WORK REQUIRED – From the data that follows, copy every line holding the string "Philogeny".

LISTING –
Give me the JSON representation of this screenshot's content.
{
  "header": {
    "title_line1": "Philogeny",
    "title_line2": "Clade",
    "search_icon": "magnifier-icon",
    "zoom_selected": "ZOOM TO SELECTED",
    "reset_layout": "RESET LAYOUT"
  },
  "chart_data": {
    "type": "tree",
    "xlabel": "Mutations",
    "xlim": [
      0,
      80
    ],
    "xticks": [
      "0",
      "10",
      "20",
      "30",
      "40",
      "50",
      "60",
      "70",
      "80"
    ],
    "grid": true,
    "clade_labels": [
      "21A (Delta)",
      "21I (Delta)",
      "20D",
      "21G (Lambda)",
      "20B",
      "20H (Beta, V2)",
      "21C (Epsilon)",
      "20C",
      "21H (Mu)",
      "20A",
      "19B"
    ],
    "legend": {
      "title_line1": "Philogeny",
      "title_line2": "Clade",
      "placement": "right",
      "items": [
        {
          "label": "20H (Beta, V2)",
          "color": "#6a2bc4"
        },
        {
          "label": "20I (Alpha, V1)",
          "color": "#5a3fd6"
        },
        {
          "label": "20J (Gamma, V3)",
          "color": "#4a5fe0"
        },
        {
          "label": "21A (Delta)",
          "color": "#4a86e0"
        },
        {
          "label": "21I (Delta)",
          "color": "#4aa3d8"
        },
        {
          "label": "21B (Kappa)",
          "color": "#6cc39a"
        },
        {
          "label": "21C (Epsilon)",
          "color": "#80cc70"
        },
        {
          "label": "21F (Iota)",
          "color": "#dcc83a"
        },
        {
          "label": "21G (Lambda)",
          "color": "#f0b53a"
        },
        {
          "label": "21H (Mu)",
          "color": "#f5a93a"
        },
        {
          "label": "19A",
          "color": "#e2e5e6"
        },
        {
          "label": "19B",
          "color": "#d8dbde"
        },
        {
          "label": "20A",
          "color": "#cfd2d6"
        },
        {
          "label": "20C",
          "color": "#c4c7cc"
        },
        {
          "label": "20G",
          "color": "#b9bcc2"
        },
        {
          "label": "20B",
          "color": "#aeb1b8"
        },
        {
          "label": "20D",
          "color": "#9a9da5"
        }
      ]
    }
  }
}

ANSWER TO THE TASK –
    "title_line1": "Philogeny",
      "title_line1": "Philogeny",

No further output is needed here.